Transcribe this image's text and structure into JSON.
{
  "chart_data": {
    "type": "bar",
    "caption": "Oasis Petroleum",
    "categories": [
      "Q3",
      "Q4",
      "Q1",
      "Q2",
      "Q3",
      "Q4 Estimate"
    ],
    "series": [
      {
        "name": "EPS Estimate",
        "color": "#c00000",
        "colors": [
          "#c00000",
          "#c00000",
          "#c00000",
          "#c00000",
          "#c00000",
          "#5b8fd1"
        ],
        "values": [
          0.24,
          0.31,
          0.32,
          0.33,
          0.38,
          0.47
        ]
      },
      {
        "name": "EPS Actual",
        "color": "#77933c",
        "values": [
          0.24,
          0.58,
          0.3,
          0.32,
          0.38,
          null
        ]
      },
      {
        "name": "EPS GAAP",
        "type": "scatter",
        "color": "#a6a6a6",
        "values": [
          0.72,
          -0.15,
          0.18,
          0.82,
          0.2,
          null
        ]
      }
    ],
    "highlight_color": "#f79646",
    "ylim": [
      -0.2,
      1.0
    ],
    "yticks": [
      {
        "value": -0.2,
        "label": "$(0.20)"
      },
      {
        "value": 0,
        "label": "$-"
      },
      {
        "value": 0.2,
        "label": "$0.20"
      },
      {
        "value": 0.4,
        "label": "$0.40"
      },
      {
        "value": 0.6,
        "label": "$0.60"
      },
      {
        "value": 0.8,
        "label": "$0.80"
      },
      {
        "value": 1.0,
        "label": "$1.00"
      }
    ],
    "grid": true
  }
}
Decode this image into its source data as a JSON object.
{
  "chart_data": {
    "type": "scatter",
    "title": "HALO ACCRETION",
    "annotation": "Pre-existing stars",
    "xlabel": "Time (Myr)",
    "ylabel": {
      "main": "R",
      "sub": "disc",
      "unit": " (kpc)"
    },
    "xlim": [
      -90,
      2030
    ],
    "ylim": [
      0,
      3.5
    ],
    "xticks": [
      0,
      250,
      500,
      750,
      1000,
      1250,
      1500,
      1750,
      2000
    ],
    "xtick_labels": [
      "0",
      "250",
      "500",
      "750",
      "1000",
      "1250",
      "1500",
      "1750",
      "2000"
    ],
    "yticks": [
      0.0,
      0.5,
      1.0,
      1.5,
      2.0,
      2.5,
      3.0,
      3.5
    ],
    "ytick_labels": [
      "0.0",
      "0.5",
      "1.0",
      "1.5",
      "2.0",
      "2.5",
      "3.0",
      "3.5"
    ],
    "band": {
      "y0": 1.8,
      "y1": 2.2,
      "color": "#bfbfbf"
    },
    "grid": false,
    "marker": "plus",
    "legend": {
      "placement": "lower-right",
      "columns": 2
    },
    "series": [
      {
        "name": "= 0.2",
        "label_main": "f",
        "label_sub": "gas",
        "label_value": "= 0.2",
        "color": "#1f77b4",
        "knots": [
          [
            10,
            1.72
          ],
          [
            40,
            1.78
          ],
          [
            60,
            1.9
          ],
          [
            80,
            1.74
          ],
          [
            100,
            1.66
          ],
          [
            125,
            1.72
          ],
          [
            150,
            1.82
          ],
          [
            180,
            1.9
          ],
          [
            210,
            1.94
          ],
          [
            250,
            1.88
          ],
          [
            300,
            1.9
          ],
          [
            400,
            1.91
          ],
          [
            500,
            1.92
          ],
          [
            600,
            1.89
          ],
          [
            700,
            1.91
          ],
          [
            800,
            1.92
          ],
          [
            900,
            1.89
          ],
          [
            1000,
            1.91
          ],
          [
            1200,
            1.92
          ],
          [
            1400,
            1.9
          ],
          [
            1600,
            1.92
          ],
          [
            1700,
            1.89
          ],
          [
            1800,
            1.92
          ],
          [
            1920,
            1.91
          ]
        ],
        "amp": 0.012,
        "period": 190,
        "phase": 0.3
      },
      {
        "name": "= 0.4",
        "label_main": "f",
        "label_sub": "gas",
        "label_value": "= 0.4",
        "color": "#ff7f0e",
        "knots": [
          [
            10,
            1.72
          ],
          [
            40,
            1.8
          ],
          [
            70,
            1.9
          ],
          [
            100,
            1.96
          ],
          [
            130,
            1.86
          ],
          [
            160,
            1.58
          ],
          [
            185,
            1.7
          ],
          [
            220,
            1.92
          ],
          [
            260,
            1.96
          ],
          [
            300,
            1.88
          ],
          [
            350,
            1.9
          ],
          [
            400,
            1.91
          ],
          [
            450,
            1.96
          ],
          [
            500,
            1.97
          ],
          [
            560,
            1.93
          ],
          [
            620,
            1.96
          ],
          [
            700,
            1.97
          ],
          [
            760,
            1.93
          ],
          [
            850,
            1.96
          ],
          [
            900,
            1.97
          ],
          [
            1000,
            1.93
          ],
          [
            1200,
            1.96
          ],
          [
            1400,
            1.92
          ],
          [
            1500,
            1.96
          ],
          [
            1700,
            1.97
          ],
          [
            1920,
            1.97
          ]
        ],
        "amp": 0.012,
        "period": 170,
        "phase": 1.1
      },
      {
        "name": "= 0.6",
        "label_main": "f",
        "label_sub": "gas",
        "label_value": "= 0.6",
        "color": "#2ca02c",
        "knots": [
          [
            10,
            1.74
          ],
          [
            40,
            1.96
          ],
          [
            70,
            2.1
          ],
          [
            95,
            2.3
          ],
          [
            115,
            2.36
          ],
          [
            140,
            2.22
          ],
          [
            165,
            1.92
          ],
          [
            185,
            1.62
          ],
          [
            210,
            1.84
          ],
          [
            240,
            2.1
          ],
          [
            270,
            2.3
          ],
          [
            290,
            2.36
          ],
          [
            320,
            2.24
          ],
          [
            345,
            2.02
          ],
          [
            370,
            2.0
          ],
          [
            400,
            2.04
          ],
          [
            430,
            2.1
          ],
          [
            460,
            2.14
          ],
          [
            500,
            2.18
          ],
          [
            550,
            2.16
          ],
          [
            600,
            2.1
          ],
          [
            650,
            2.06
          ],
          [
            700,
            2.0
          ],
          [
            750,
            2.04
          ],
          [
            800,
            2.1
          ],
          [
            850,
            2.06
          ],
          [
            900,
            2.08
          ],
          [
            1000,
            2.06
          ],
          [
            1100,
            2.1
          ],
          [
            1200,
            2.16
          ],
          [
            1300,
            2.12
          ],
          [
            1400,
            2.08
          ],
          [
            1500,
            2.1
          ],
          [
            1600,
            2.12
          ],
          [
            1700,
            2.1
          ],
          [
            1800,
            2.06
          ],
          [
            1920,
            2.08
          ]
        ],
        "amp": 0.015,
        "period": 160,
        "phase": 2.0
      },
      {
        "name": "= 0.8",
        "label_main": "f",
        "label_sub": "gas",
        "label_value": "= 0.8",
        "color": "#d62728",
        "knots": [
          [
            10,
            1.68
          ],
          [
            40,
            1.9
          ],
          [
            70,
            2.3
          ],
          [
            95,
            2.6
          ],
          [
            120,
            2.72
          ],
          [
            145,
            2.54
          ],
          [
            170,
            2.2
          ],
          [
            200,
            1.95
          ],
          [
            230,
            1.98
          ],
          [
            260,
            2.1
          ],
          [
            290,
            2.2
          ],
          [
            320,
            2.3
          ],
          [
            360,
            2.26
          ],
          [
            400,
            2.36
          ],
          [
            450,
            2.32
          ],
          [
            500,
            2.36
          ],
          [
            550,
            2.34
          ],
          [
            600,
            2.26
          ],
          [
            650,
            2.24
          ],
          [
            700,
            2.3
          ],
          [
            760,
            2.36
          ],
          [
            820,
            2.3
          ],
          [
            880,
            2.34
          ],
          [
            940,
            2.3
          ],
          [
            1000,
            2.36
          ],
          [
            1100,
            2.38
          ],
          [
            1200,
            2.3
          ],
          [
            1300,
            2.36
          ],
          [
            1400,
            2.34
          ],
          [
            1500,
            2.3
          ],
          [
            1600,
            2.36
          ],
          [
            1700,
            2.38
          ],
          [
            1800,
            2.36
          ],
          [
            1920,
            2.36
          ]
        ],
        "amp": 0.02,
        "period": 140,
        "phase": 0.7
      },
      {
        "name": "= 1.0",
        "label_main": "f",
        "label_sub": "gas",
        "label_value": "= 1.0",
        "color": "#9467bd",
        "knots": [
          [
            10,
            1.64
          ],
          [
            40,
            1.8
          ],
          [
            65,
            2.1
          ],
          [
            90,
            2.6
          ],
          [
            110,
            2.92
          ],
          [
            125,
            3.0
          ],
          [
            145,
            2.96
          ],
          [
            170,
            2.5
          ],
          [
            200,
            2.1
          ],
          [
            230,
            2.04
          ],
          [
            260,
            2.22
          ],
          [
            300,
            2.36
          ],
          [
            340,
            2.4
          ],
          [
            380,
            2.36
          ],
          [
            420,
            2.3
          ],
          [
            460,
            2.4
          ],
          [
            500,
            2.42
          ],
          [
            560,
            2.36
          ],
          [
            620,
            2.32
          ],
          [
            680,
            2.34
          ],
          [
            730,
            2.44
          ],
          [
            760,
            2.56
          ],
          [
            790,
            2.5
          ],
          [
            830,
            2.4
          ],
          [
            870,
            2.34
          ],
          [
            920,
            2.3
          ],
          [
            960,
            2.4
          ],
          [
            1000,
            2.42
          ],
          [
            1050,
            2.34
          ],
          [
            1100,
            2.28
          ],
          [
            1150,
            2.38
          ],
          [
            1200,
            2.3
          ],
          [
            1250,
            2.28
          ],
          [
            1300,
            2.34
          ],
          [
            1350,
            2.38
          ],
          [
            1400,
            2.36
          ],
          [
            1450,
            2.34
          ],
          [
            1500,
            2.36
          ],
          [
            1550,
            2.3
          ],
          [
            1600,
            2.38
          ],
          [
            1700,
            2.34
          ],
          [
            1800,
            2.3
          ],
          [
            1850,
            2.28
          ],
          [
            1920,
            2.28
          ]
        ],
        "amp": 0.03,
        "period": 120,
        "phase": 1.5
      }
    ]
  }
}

WRITTEN INSTRUCTION: Gather and return every line that holds the string "into".

OUTPUT FOR THIS EXERCISE:
Transcribe this image's text and structure into JSON.
Decode this image into its source data as a JSON object.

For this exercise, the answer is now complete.